▶ _SHORT EXERCISE_:
Find every line with "will" in it, then report how many there are and nothing more.

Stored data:
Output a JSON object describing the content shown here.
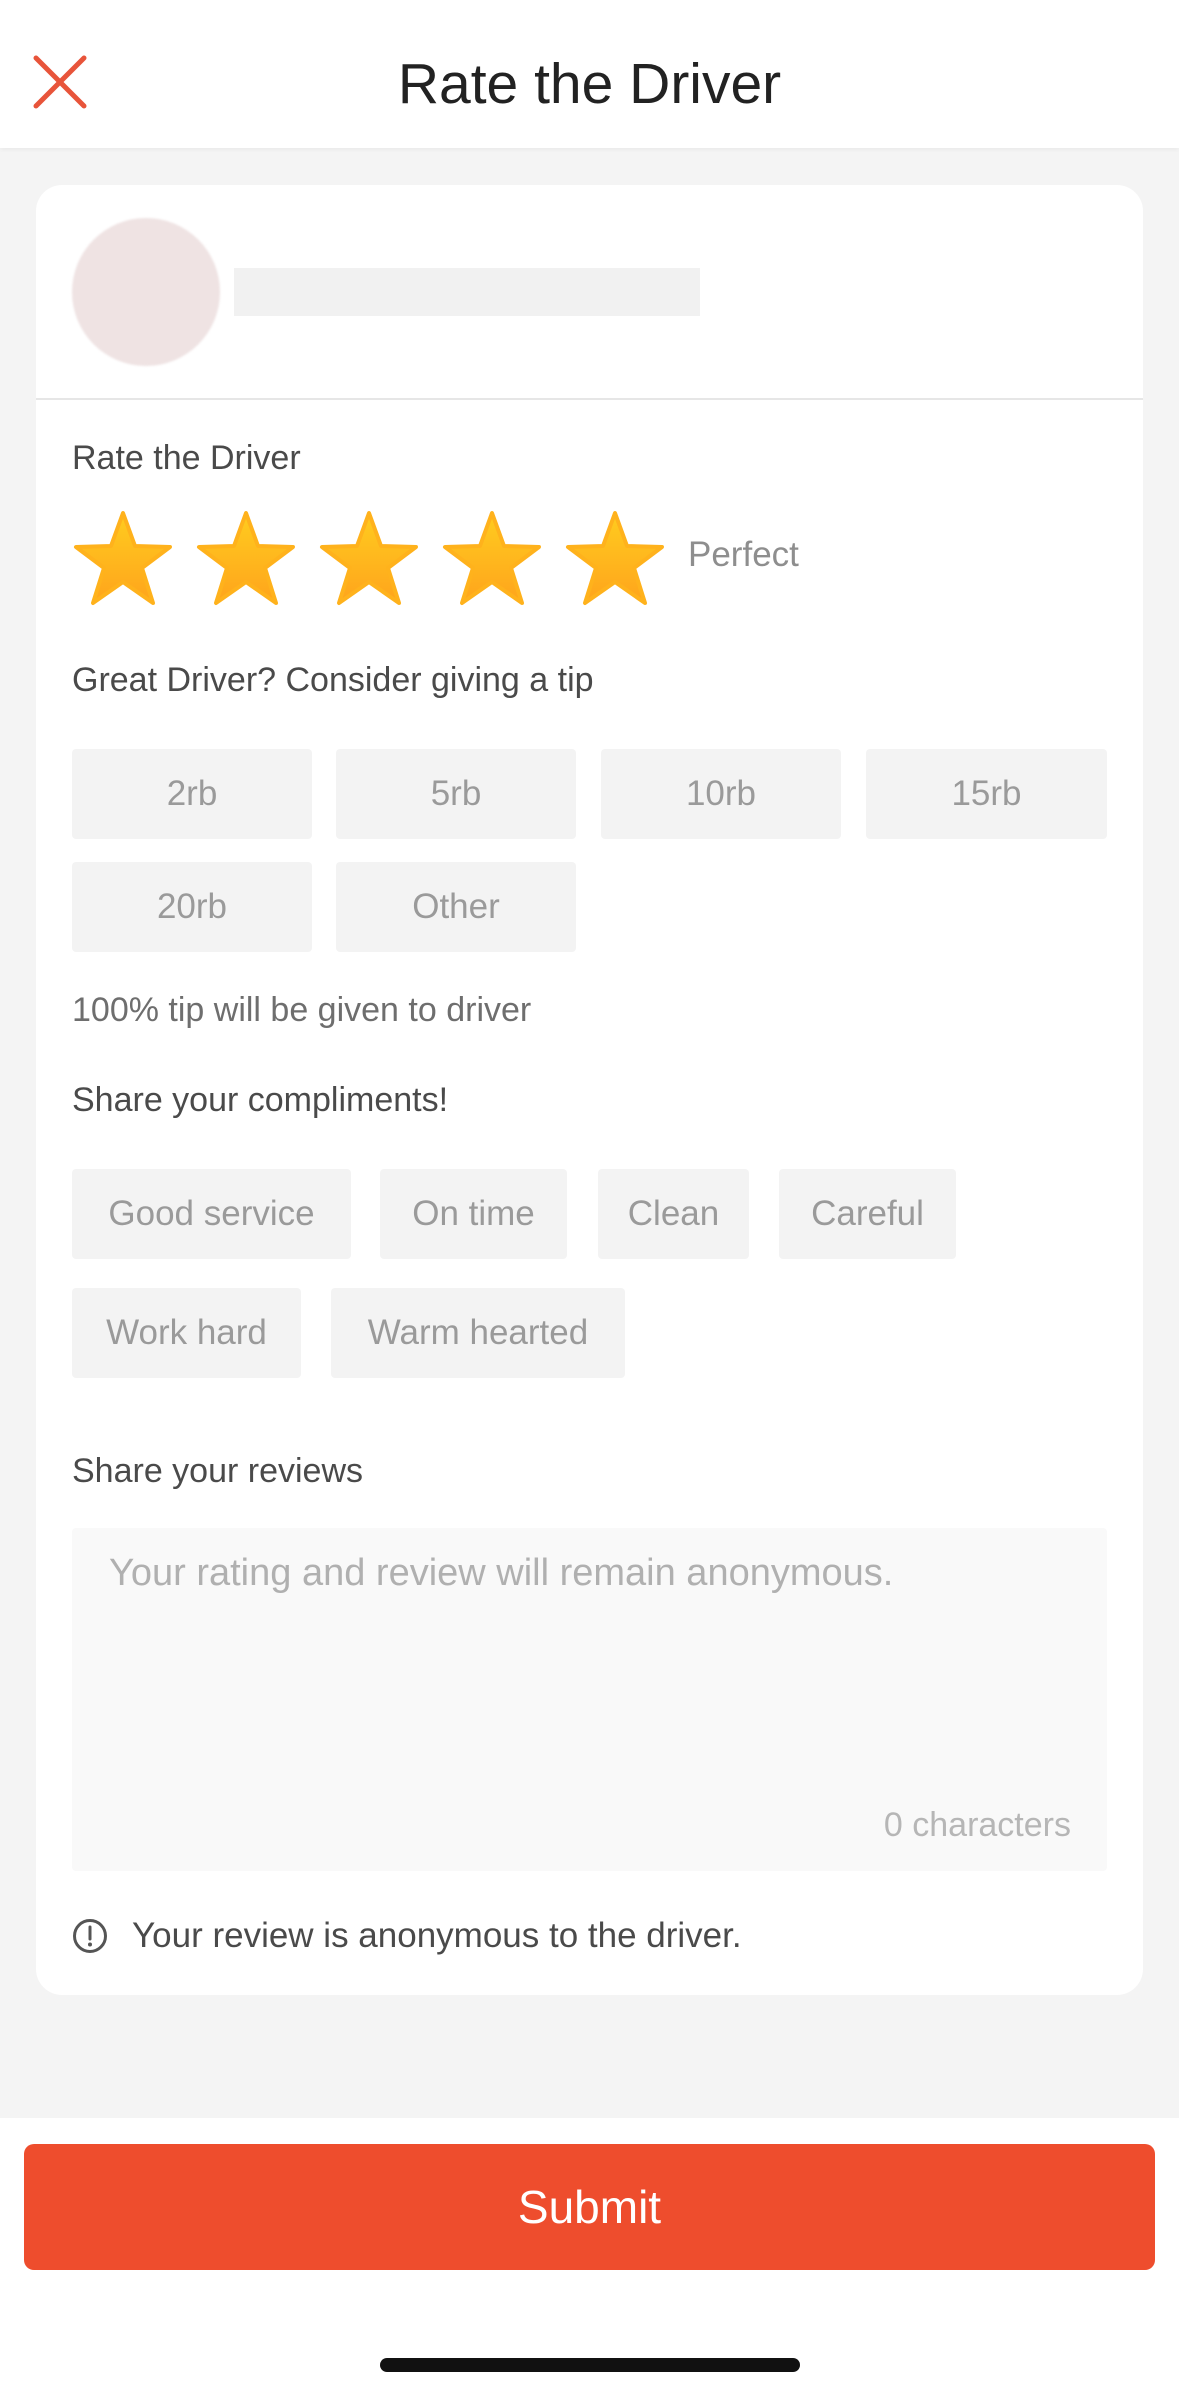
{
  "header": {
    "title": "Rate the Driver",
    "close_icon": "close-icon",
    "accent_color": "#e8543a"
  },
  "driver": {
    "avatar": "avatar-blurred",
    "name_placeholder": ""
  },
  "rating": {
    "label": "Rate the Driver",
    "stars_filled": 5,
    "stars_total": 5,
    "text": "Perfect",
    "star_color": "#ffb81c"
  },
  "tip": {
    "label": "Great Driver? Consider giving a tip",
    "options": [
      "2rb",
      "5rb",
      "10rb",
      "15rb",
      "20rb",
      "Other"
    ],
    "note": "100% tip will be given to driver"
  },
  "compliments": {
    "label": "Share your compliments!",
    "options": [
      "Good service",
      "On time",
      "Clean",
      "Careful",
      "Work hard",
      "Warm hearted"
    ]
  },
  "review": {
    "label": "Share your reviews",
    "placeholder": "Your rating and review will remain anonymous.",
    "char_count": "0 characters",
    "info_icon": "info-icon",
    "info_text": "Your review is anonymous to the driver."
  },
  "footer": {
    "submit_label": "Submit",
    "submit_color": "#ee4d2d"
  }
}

▶ _SOLUTION TO THIS PROBLEM_:
2